• DATA PROVIDED
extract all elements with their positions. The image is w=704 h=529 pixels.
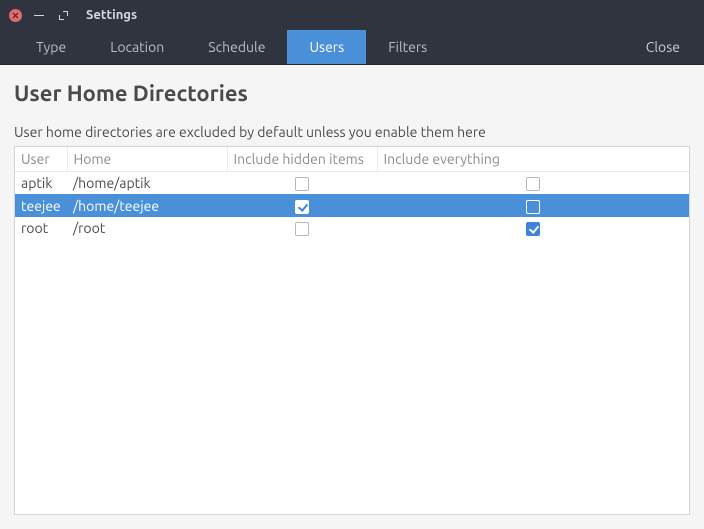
table-row[interactable]: aptik /home/aptik bbox=[15, 172, 689, 195]
tab-type[interactable]: Type bbox=[14, 30, 88, 64]
window-maximize-button[interactable] bbox=[56, 8, 70, 22]
checkbox-include-hidden[interactable] bbox=[295, 200, 309, 214]
table-row[interactable]: teejee /home/teejee bbox=[15, 194, 689, 216]
close-button[interactable]: Close bbox=[622, 30, 704, 64]
users-table: User Home Include hidden items Include e… bbox=[15, 147, 689, 239]
checkbox-include-hidden[interactable] bbox=[295, 222, 309, 236]
maximize-icon bbox=[59, 11, 68, 20]
cell-home: /home/teejee bbox=[67, 194, 227, 216]
window-minimize-button[interactable] bbox=[32, 8, 46, 22]
toolbar: Type Location Schedule Users Filters Clo… bbox=[0, 30, 704, 65]
minimize-icon bbox=[34, 14, 44, 16]
cell-user: root bbox=[15, 217, 67, 239]
table-header-row: User Home Include hidden items Include e… bbox=[15, 147, 689, 172]
cell-user: aptik bbox=[15, 172, 67, 195]
cell-home: /home/aptik bbox=[67, 172, 227, 195]
tabgroup: Type Location Schedule Users Filters bbox=[14, 30, 449, 64]
page-description: User home directories are excluded by de… bbox=[14, 124, 690, 140]
checkbox-include-everything[interactable] bbox=[526, 177, 540, 191]
close-icon bbox=[9, 9, 22, 22]
tab-location[interactable]: Location bbox=[88, 30, 186, 64]
page-title: User Home Directories bbox=[14, 81, 690, 106]
tab-users[interactable]: Users bbox=[287, 30, 366, 64]
checkbox-include-everything[interactable] bbox=[526, 200, 540, 214]
header-include-hidden[interactable]: Include hidden items bbox=[227, 147, 377, 172]
cell-user: teejee bbox=[15, 194, 67, 216]
window-title: Settings bbox=[86, 8, 137, 22]
header-include-everything[interactable]: Include everything bbox=[377, 147, 689, 172]
content: User Home Directories User home director… bbox=[0, 65, 704, 529]
users-table-wrap: User Home Include hidden items Include e… bbox=[14, 146, 690, 515]
tab-filters[interactable]: Filters bbox=[366, 30, 449, 64]
header-home[interactable]: Home bbox=[67, 147, 227, 172]
titlebar: Settings bbox=[0, 0, 704, 30]
checkbox-include-hidden[interactable] bbox=[295, 177, 309, 191]
cell-home: /root bbox=[67, 217, 227, 239]
checkbox-include-everything[interactable] bbox=[526, 222, 540, 236]
table-row[interactable]: root /root bbox=[15, 217, 689, 239]
header-user[interactable]: User bbox=[15, 147, 67, 172]
window-close-button[interactable] bbox=[8, 8, 22, 22]
tab-schedule[interactable]: Schedule bbox=[186, 30, 287, 64]
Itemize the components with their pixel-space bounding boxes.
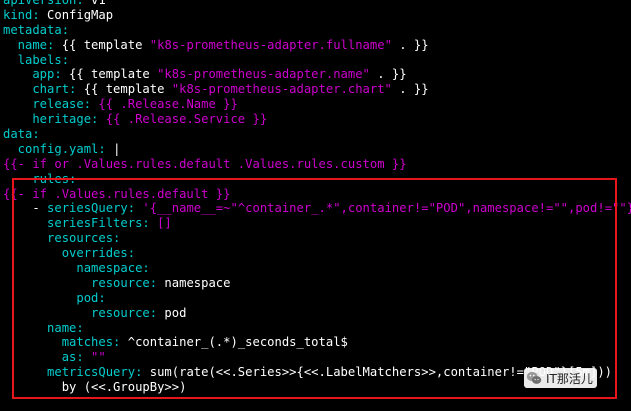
code-token: {{ template [76,82,172,97]
code-token: {{ .Release.Service }} [98,112,268,127]
code-token: "k8s-prometheus-adapter.fullname" [149,37,392,52]
code-token: "k8s-prometheus-adapter.chart" [171,82,392,97]
code-token: ConfigMap [39,7,114,22]
code-token: v1 [83,0,106,7]
code-token: {{ template [54,37,150,52]
code-line: config.yaml: | [0,142,631,157]
code-token: . }} [369,67,407,82]
code-line: heritage: {{ .Release.Service }} [0,112,631,127]
code-token: kind: [3,7,40,22]
wechat-icon [526,371,542,384]
code-line: labels: [0,53,631,68]
code-line: {{- if or .Values.rules.default .Values.… [0,157,631,172]
watermark: IT那活儿 [524,368,597,388]
code-line: apiVersion: v1 [0,0,631,8]
code-line: name: {{ template "k8s-prometheus-adapte… [0,38,631,53]
code-line: app: {{ template "k8s-prometheus-adapter… [0,67,631,82]
highlight-box [12,178,617,399]
code-line: data: [0,127,631,142]
code-token: data: [3,127,40,142]
code-token: | [105,141,121,156]
code-token: chart: [3,82,77,97]
code-token: config.yaml: [3,141,106,156]
code-token: {{ template [61,67,158,82]
code-token: "k8s-prometheus-adapter.name" [157,67,370,82]
code-line: chart: {{ template "k8s-prometheus-adapt… [0,82,631,97]
code-token: app: [3,67,62,82]
watermark-text: IT那活儿 [546,371,593,386]
code-token: . }} [391,82,429,97]
code-token: release: [3,97,92,112]
code-token: {{ .Release.Name }} [91,97,238,112]
code-line: metadata: [0,23,631,38]
code-token: apiVersion: [3,0,84,7]
code-token: labels: [3,52,70,67]
code-token: name: [3,37,55,52]
code-token: metadata: [3,22,70,37]
code-line: release: {{ .Release.Name }} [0,97,631,112]
code-line: kind: ConfigMap [0,8,631,23]
code-token: heritage: [3,112,99,127]
code-token: {{- if or .Values.rules.default .Values.… [3,156,407,171]
code-token: . }} [391,37,429,52]
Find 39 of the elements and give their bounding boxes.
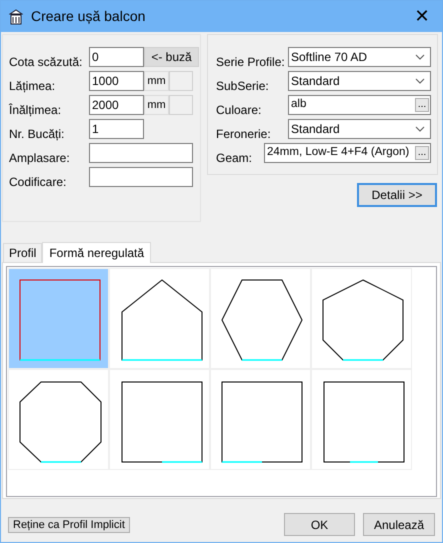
field-label: Nr. Bucăți: bbox=[9, 127, 66, 141]
building-icon bbox=[9, 8, 23, 24]
input-field[interactable] bbox=[89, 143, 193, 163]
input-field[interactable] bbox=[89, 167, 193, 187]
chevron-down-icon bbox=[415, 54, 425, 60]
input-field[interactable]: 1000 bbox=[89, 71, 144, 91]
chevron-down-icon bbox=[415, 126, 425, 132]
tab[interactable]: Profil bbox=[3, 243, 42, 262]
picker-field[interactable]: 24mm, Low-E 4+F4 (Argon) ... bbox=[264, 143, 431, 163]
field-label: Lățimea: bbox=[9, 79, 56, 93]
field-label: Feronerie: bbox=[216, 127, 272, 141]
chevron-down-icon bbox=[415, 78, 425, 84]
dropdown[interactable]: Softline 70 AD bbox=[288, 47, 431, 67]
field-label: Codificare: bbox=[9, 175, 68, 189]
input-field[interactable]: 0 bbox=[89, 47, 144, 67]
dropdown[interactable]: Standard bbox=[288, 119, 431, 139]
picker-field[interactable]: alb ... bbox=[288, 95, 431, 115]
cancel-button[interactable]: Anulează bbox=[363, 513, 435, 536]
unit-label: mm bbox=[144, 71, 169, 91]
details-button[interactable]: Detalii >> bbox=[357, 183, 437, 207]
input-field[interactable]: 2000 bbox=[89, 95, 144, 115]
lip-button[interactable]: <- buză bbox=[144, 47, 199, 67]
close-button[interactable]: ✕ bbox=[402, 1, 442, 32]
window-title: Creare ușă balcon bbox=[31, 7, 146, 26]
field-label: Înălțimea: bbox=[9, 103, 62, 117]
set-default-button[interactable]: Reține ca Profil Implicit bbox=[8, 516, 130, 532]
input-field[interactable]: 1 bbox=[89, 119, 144, 139]
field-label: Culoare: bbox=[216, 103, 262, 117]
field-label: SubSerie: bbox=[216, 79, 270, 93]
tab[interactable]: Formă neregulată bbox=[42, 242, 152, 263]
field-label: Amplasare: bbox=[9, 151, 71, 165]
dropdown[interactable]: Standard bbox=[288, 71, 431, 91]
field-label: Geam: bbox=[216, 151, 254, 165]
ok-button[interactable]: OK bbox=[284, 513, 355, 536]
field-label: Serie Profile: bbox=[216, 55, 286, 69]
unit-label: mm bbox=[144, 95, 169, 115]
field-label: Cota scăzută: bbox=[9, 55, 84, 69]
browse-button[interactable]: ... bbox=[415, 146, 429, 160]
browse-button[interactable]: ... bbox=[415, 98, 429, 112]
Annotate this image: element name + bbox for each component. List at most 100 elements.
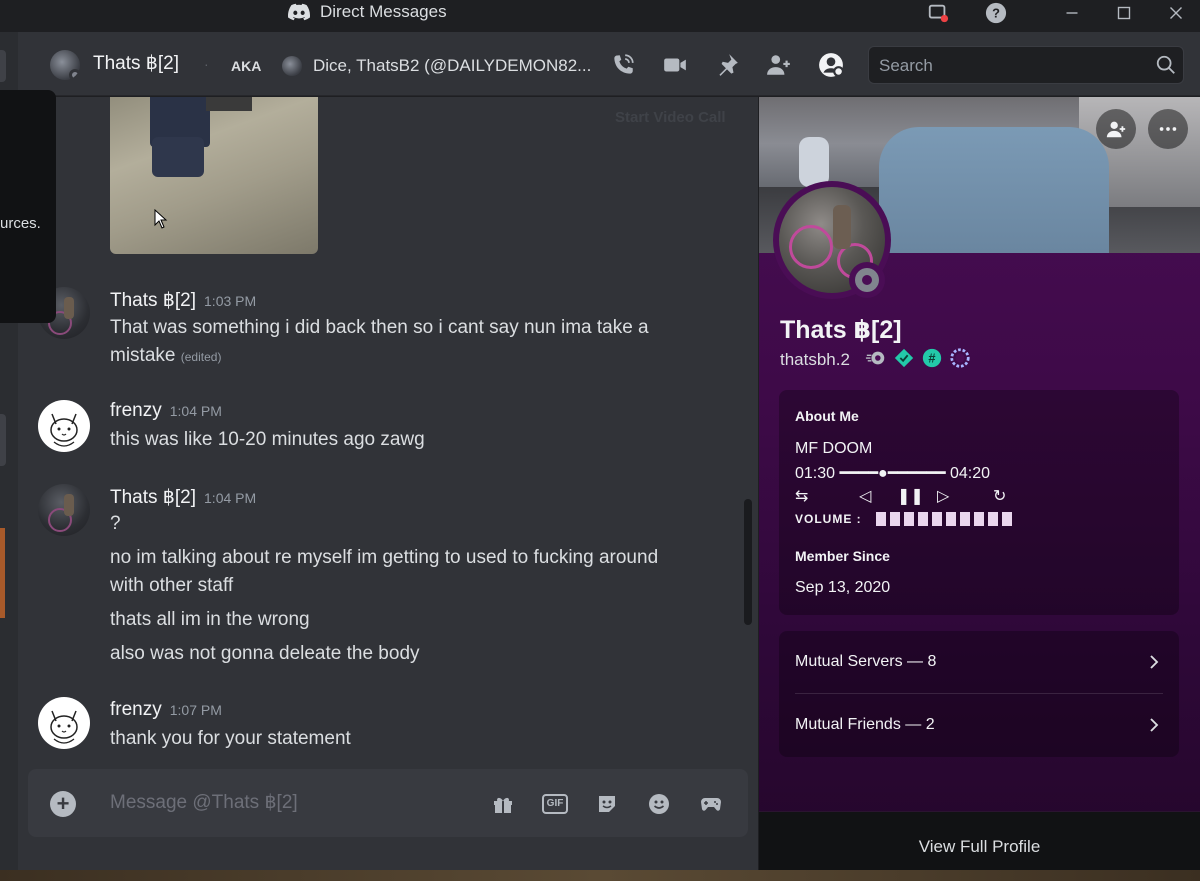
message-text: thats all im in the wrong <box>110 609 310 630</box>
message-composer: + GIF <box>28 769 748 837</box>
add-friend-button[interactable] <box>1096 109 1136 149</box>
aka-names[interactable]: Dice, ThatsB2 (@DAILYDEMON82... <box>313 56 591 76</box>
sticker-icon <box>599 796 615 812</box>
activity-button[interactable] <box>698 791 724 817</box>
gif-button[interactable]: GIF <box>541 791 569 817</box>
message-text: ? <box>110 513 121 534</box>
cat-avatar-icon <box>50 710 78 744</box>
message-text: also was not gonna deleate the body <box>110 643 420 664</box>
sticker-button[interactable] <box>594 791 620 817</box>
player-time-start: 01:30 <box>795 465 836 482</box>
emoji-icon <box>649 794 669 814</box>
help-button[interactable]: ? <box>976 0 1016 26</box>
cat-avatar-icon <box>50 413 78 447</box>
header-separator: · <box>204 56 209 72</box>
previous-icon: ◁ <box>859 488 872 505</box>
message-author[interactable]: frenzy <box>110 400 162 421</box>
mutual-friends-row[interactable]: Mutual Friends — 2 <box>795 694 1163 756</box>
message-author[interactable]: frenzy <box>110 699 162 720</box>
message-author-row: frenzy 1:04 PM <box>110 400 222 422</box>
search-input[interactable] <box>879 54 1139 78</box>
mutual-friends-label: Mutual Friends — 2 <box>795 716 935 733</box>
more-options-button[interactable] <box>1148 109 1188 149</box>
pinned-messages-button[interactable] <box>712 50 742 80</box>
profile-display-name: Thats ฿[2] <box>780 316 902 344</box>
header-username[interactable]: Thats ฿[2] <box>93 52 179 75</box>
about-me-title: About Me <box>795 408 859 424</box>
tooltip-popup: urces. <box>0 90 56 323</box>
message-timestamp: 1:04 PM <box>169 403 222 419</box>
mutual-servers-label: Mutual Servers — 8 <box>795 653 937 670</box>
shuffle-icon: ⇆ <box>795 488 809 505</box>
screen-share-button[interactable] <box>918 0 958 26</box>
video-call-button[interactable] <box>660 50 690 80</box>
message-timestamp: 1:04 PM <box>204 490 257 506</box>
user-profile-icon <box>819 53 844 77</box>
hashtag-badge-icon[interactable]: # <box>921 347 943 369</box>
message-author-row: Thats ฿[2] 1:03 PM <box>110 289 256 312</box>
message-text: this was like 10-20 minutes ago zawg <box>110 429 425 450</box>
title-brand: Direct Messages <box>288 0 447 24</box>
sidebar-notch <box>0 414 6 466</box>
chat-area: Start Video Call Thats ฿[2] 1:03 PM That … <box>18 97 758 881</box>
voice-call-icon <box>614 54 634 74</box>
message-avatar[interactable] <box>38 400 90 452</box>
search-box[interactable] <box>868 46 1184 84</box>
window-title: Direct Messages <box>320 2 447 21</box>
gift-button[interactable] <box>490 791 516 817</box>
image-attachment[interactable] <box>110 97 318 254</box>
close-button[interactable] <box>1156 0 1196 26</box>
close-icon <box>1170 7 1182 19</box>
add-friends-icon <box>767 55 790 75</box>
minimize-button[interactable] <box>1052 0 1092 26</box>
edited-label: (edited) <box>180 350 222 364</box>
upload-button[interactable]: + <box>50 791 76 817</box>
chevron-right-icon <box>1150 655 1159 669</box>
player-time-end: 04:20 <box>949 465 990 482</box>
message-author-row: Thats ฿[2] 1:04 PM <box>110 486 256 509</box>
nitro-badge-icon[interactable] <box>865 347 887 369</box>
add-friends-to-dm-button[interactable] <box>764 50 794 80</box>
sidebar-notch <box>0 50 6 82</box>
help-icon: ? <box>985 2 1007 24</box>
voice-call-button[interactable] <box>608 50 638 80</box>
emoji-button[interactable] <box>646 791 672 817</box>
boost-badge-icon[interactable] <box>893 347 915 369</box>
message-text: That was something i did back then so i … <box>110 317 649 338</box>
svg-text:?: ? <box>992 6 1000 21</box>
quest-badge-icon[interactable] <box>949 347 971 369</box>
message-text: no im talking about re myself im getting… <box>110 547 659 568</box>
gift-icon <box>494 797 512 813</box>
about-player-time-row: 01:30 ━━━━●━━━━━━ 04:20 <box>795 463 990 483</box>
title-bar: Direct Messages ? <box>0 0 1200 32</box>
maximize-button[interactable] <box>1104 0 1144 26</box>
user-profile-panel: Thats ฿[2] thatsbh.2 # About Me MF DOOM … <box>759 97 1200 881</box>
discord-logo-icon <box>288 3 310 21</box>
about-player-controls: ⇆ ◁ ❚❚ ▷ ↻ <box>795 486 1006 506</box>
message-avatar[interactable] <box>38 484 90 536</box>
chat-header: Thats ฿[2] · AKA Dice, ThatsB2 (@DAILYDE… <box>18 32 1200 96</box>
volume-bar <box>945 512 956 526</box>
activity-icon <box>701 798 721 811</box>
chat-scrollbar[interactable] <box>744 499 752 625</box>
volume-bar <box>875 512 886 526</box>
message-input[interactable] <box>110 789 470 817</box>
about-song: MF DOOM <box>795 440 873 457</box>
message-author[interactable]: Thats ฿[2] <box>110 290 196 311</box>
volume-bars <box>875 512 1012 526</box>
volume-bar <box>987 512 998 526</box>
next-icon: ▷ <box>937 488 950 505</box>
mutual-servers-row[interactable]: Mutual Servers — 8 <box>795 631 1163 693</box>
message-avatar[interactable] <box>38 697 90 749</box>
plus-icon: + <box>56 791 70 816</box>
sidebar-accent <box>0 528 5 618</box>
header-avatar[interactable] <box>50 50 80 80</box>
profile-username[interactable]: thatsbh.2 <box>780 350 850 370</box>
user-profile-toggle[interactable] <box>816 50 846 80</box>
svg-text:#: # <box>928 351 935 366</box>
profile-badges: # <box>865 347 971 369</box>
chevron-right-icon <box>1150 718 1159 732</box>
pin-icon <box>719 54 738 76</box>
member-since-title: Member Since <box>795 548 890 564</box>
message-author[interactable]: Thats ฿[2] <box>110 487 196 508</box>
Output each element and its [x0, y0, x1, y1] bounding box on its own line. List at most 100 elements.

• TASK DESCRIPTION
Return the material from the line containing "table-row[interactable]: aptik /home/aptik" through the line containing "222, 540, 236]", copied word for word with both end lines included.

• COMPLETED TASK
table-row[interactable]: aptik /home/aptik bbox=[15, 172, 689, 195]
tab-type[interactable]: Type bbox=[14, 30, 88, 64]
window-maximize-button[interactable] bbox=[56, 8, 70, 22]
checkbox-include-hidden[interactable] bbox=[295, 200, 309, 214]
table-row[interactable]: teejee /home/teejee bbox=[15, 194, 689, 216]
close-button[interactable]: Close bbox=[622, 30, 704, 64]
users-table: User Home Include hidden items Include e… bbox=[15, 147, 689, 239]
checkbox-include-hidden[interactable] bbox=[295, 222, 309, 236]
maximize-icon bbox=[59, 11, 68, 20]
cell-home: /home/teejee bbox=[67, 194, 227, 216]
window-minimize-button[interactable] bbox=[32, 8, 46, 22]
toolbar: Type Location Schedule Users Filters Clo… bbox=[0, 30, 704, 65]
minimize-icon bbox=[34, 14, 44, 16]
cell-user: root bbox=[15, 217, 67, 239]
table-header-row: User Home Include hidden items Include e… bbox=[15, 147, 689, 172]
cell-user: aptik bbox=[15, 172, 67, 195]
cell-home: /home/aptik bbox=[67, 172, 227, 195]
tabgroup: Type Location Schedule Users Filters bbox=[14, 30, 449, 64]
page-description: User home directories are excluded by de… bbox=[14, 124, 690, 140]
checkbox-include-everything[interactable] bbox=[526, 177, 540, 191]
close-icon bbox=[9, 9, 22, 22]
tab-location[interactable]: Location bbox=[88, 30, 186, 64]
page-title: User Home Directories bbox=[14, 81, 690, 106]
tab-users[interactable]: Users bbox=[287, 30, 366, 64]
checkbox-include-everything[interactable] bbox=[526, 200, 540, 214]
header-include-hidden[interactable]: Include hidden items bbox=[227, 147, 377, 172]
cell-user: teejee bbox=[15, 194, 67, 216]
window-title: Settings bbox=[86, 8, 137, 22]
header-include-everything[interactable]: Include everything bbox=[377, 147, 689, 172]
content: User Home Directories User home director… bbox=[0, 65, 704, 529]
users-table-wrap: User Home Include hidden items Include e… bbox=[14, 146, 690, 515]
tab-filters[interactable]: Filters bbox=[366, 30, 449, 64]
header-home[interactable]: Home bbox=[67, 147, 227, 172]
titlebar: Settings bbox=[0, 0, 704, 30]
checkbox-include-hidden[interactable] bbox=[295, 177, 309, 191]
cell-home: /root bbox=[67, 217, 227, 239]
checkbox-include-everything[interactable] bbox=[526, 222, 540, 236]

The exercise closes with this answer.